• [What to produce] Select the lines that hold the word "sin²" and copy each one.
── Given records ──
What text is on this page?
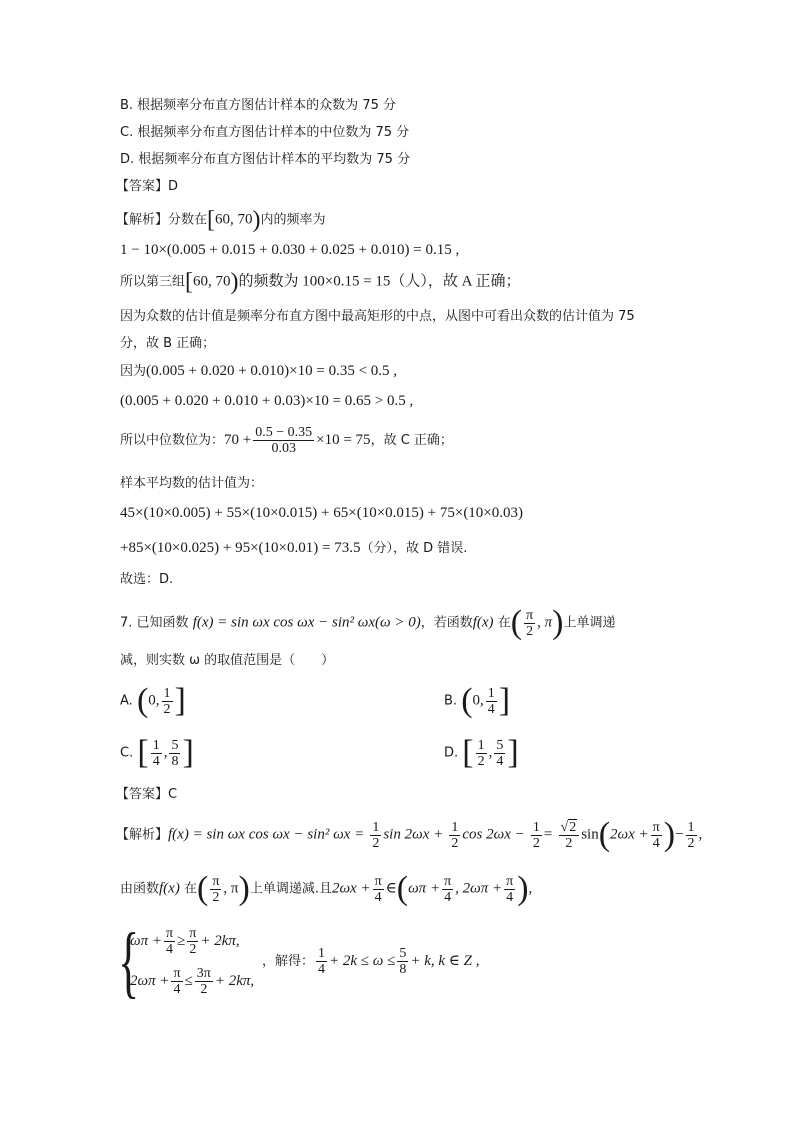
B. 根据频率分布直方图估计样本的众数为 75 分
C. 根据频率分布直方图估计样本的中位数为 75 分
D. 根据频率分布直方图估计样本的平均数为 75 分
【答案】D
【解析】分数在[60, 70)内的频率为
1 − 10×(0.005 + 0.015 + 0.030 + 0.025 + 0.010) = 0.15 ,
所以第三组[60, 70)的频数为 100×0.15 = 15（人），故 A 正确；
因为众数的估计值是频率分布直方图中最高矩形的中点，从图中可看出众数的估计值为 75
分，故 B 正确；
因为(0.005 + 0.020 + 0.010)×10 = 0.35 < 0.5 ,
(0.005 + 0.020 + 0.010 + 0.03)×10 = 0.65 > 0.5 ,
所以中位数位为：$70 + \frac{0.5 - 0.35}{0.03} \times 10 = 75$，故 C 正确；
样本平均数的估计值为：
45×(10×0.005) + 55×(10×0.015) + 65×(10×0.015) + 75×(10×0.03)
+85×(10×0.025) + 95×(10×0.01) = 73.5（分），故 D 错误.
故选：D.
7. 已知函数 f(x) = sin ωx cos ωx − sin² ωx(ω > 0)，若函数f(x) 在( $\frac{\pi}{2}$ , π)上单调递
减，则实数 ω 的取值范围是（　　）
A. (0, $\frac{1}{2}$ ]	B. (0, $\frac{1}{4}$ ]
C. [ $\frac{1}{4}$ , $\frac{5}{8}$ ]	D. [ $\frac{1}{2}$ , $\frac{5}{4}$ ]
【答案】C
【解析】f(x) = sin ωx cos ωx − sin² $\omega x = \frac{1}{2}$ $\sin 2\omega x + \frac{1}{2}$ $\cos 2\omega x - \frac{1}{2} = \frac{√2}{2} \sin(2\omega x + \frac{\pi}{4}$ )− $\frac{1}{2}$ ,
由函数f(x) 在( $\frac{\pi}{2}$ , π)上单调递减.且$2\omega x + \frac{\pi}{4}$ ∈(ωπ + $\frac{\pi}{4}$ , $2\omega\pi + \frac{\pi}{4}$ ),
{
$\omega\pi + \frac{\pi}{4} \ge \frac{\pi}{2} + 2k\pi$,
$2\omega\pi + \frac{\pi}{4} \le \frac{3\pi}{2} + 2k\pi$,
，解得： $\frac{1}{4} + 2k \le \omega \le \frac{5}{8} + k$, k ∈ Z ,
───
• [Result for this exercise]
7. 已知函数 f(x) = sin ωx cos ωx − sin² ωx(ω > 0)，若函数f(x) 在( $\frac{\pi}{2}$ , π)上单调递
【解析】f(x) = sin ωx cos ωx − sin² $\omega x = \frac{1}{2}$ $\sin 2\omega x + \frac{1}{2}$ $\cos 2\omega x - \frac{1}{2} = \frac{√2}{2} \sin(2\omega x + \frac{\pi}{4}$ )− $\frac{1}{2}$ ,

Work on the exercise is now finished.